# GIVEN TASK 1
Retype the rows, everything from the start of the extracted data entries down to the line containing "y-tick-label: 1013 xyxy=(46,259,82,286)", with both ends included and each line reproduced without any change.

# PAGE TEXT
------------------------------------------------------------
It all began in 1956 when a new breed of parliamentarians emerged. They were from rural backgrounds and drawn from Ayurvedic physicians and vernacular school teachers. They were committed to the traditional indigenous culture and had little understanding of western institutions like liberal democracy. But now they would have to participate in its working.

They soon distorted the functioning of liberal democracy and our democracy became a popular democracy instead of a liberal democracy with checks and balances on the exercise of power.

They lacked any administrative experience and did not appreciate the difference between politics and administration- a distinction drawn in the West to demarcate the sphere of the politician from that of the administrator who belonged to a politically neutral permanent public service. The administrators were more educated and more sophisticated in their ways than the rural politicians.

The new politicians criticized the bureaucracy not for the red tape and slow methods but their class background calling them "a bamunu kulaya" (a caste of Brahmins).
------------------------------------------------------------
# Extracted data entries
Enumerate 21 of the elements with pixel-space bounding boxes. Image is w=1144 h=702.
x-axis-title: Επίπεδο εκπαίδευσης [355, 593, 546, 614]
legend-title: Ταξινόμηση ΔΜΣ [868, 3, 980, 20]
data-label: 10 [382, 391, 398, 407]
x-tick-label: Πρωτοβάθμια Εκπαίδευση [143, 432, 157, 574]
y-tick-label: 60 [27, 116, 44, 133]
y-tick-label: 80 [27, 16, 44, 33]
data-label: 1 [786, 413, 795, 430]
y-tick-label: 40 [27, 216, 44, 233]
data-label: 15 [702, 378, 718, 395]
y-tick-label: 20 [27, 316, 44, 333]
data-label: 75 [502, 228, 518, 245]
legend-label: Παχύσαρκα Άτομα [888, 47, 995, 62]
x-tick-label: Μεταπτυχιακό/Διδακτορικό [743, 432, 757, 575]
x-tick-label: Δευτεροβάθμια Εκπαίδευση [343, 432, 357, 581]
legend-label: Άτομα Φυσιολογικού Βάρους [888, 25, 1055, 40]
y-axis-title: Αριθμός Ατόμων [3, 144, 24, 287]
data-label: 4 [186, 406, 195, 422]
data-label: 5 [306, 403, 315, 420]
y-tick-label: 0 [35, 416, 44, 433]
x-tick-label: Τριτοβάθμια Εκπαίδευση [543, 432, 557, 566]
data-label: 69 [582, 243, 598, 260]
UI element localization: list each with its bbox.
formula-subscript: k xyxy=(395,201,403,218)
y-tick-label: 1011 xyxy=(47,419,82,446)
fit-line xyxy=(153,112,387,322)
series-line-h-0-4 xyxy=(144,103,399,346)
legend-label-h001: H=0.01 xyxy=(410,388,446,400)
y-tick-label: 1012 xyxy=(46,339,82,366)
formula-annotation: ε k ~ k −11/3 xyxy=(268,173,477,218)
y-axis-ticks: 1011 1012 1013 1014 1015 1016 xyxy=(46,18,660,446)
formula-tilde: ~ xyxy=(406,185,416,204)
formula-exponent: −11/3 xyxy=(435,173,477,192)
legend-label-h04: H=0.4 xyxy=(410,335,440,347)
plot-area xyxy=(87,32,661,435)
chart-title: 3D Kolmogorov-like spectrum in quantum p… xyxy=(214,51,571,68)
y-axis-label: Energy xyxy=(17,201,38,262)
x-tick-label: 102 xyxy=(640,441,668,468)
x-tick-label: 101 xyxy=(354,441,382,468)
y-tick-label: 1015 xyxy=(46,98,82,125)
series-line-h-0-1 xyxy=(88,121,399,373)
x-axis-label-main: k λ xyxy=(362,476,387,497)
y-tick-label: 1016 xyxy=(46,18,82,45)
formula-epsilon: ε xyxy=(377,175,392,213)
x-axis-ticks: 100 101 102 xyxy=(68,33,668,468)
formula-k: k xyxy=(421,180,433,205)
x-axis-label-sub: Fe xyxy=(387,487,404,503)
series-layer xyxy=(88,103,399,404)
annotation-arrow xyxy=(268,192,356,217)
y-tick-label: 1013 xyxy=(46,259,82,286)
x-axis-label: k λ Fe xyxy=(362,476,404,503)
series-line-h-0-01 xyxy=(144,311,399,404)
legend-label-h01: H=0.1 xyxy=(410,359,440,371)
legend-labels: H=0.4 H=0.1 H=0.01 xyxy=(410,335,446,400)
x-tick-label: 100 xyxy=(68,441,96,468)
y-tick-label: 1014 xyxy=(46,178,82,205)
------------------------------------------------------------
# GIVEN TASK 2
In the passage about the 1956 parliamentarians, rewrite everything from "They soon distorted" down to "exercise of power.", putting "limits" in place of "checks and balances".

# EXERCISE OUTPUT 1
Enumerate 21 of the elements with pixel-space bounding boxes. Image is w=1144 h=702.
x-axis-title: Επίπεδο εκπαίδευσης [355, 593, 546, 614]
legend-title: Ταξινόμηση ΔΜΣ [868, 3, 980, 20]
data-label: 10 [382, 391, 398, 407]
x-tick-label: Πρωτοβάθμια Εκπαίδευση [143, 432, 157, 574]
y-tick-label: 60 [27, 116, 44, 133]
y-tick-label: 80 [27, 16, 44, 33]
data-label: 1 [786, 413, 795, 430]
y-tick-label: 40 [27, 216, 44, 233]
data-label: 15 [702, 378, 718, 395]
y-tick-label: 20 [27, 316, 44, 333]
data-label: 75 [502, 228, 518, 245]
legend-label: Παχύσαρκα Άτομα [888, 47, 995, 62]
x-tick-label: Μεταπτυχιακό/Διδακτορικό [743, 432, 757, 575]
x-tick-label: Δευτεροβάθμια Εκπαίδευση [343, 432, 357, 581]
legend-label: Άτομα Φυσιολογικού Βάρους [888, 25, 1055, 40]
y-axis-title: Αριθμός Ατόμων [3, 144, 24, 287]
data-label: 4 [186, 406, 195, 422]
data-label: 5 [306, 403, 315, 420]
y-tick-label: 0 [35, 416, 44, 433]
x-tick-label: Τριτοβάθμια Εκπαίδευση [543, 432, 557, 566]
data-label: 69 [582, 243, 598, 260]
UI element localization: list each with its bbox.
formula-subscript: k xyxy=(395,201,403,218)
y-tick-label: 1011 xyxy=(47,419,82,446)
fit-line xyxy=(153,112,387,322)
series-line-h-0-4 xyxy=(144,103,399,346)
legend-label-h001: H=0.01 xyxy=(410,388,446,400)
y-tick-label: 1012 xyxy=(46,339,82,366)
formula-annotation: ε k ~ k −11/3 xyxy=(268,173,477,218)
y-axis-ticks: 1011 1012 1013 1014 1015 1016 xyxy=(46,18,660,446)
formula-tilde: ~ xyxy=(406,185,416,204)
formula-exponent: −11/3 xyxy=(435,173,477,192)
legend-label-h04: H=0.4 xyxy=(410,335,440,347)
plot-area xyxy=(87,32,661,435)
chart-title: 3D Kolmogorov-like spectrum in quantum p… xyxy=(214,51,571,68)
y-axis-label: Energy xyxy=(17,201,38,262)
x-tick-label: 102 xyxy=(640,441,668,468)
x-tick-label: 101 xyxy=(354,441,382,468)
y-tick-label: 1015 xyxy=(46,98,82,125)
series-line-h-0-1 xyxy=(88,121,399,373)
x-axis-label-main: k λ xyxy=(362,476,387,497)
y-tick-label: 1016 xyxy=(46,18,82,45)
formula-epsilon: ε xyxy=(377,175,392,213)
x-axis-ticks: 100 101 102 xyxy=(68,33,668,468)
formula-k: k xyxy=(421,180,433,205)
x-axis-label-sub: Fe xyxy=(387,487,404,503)
series-layer xyxy=(88,103,399,404)
annotation-arrow xyxy=(268,192,356,217)
y-tick-label: 1013 xyxy=(46,259,82,286)

# EXERCISE OUTPUT 2
They soon distorted the functioning of liberal democracy and our democracy became a popular democracy instead of a liberal democracy with limits on the exercise of power.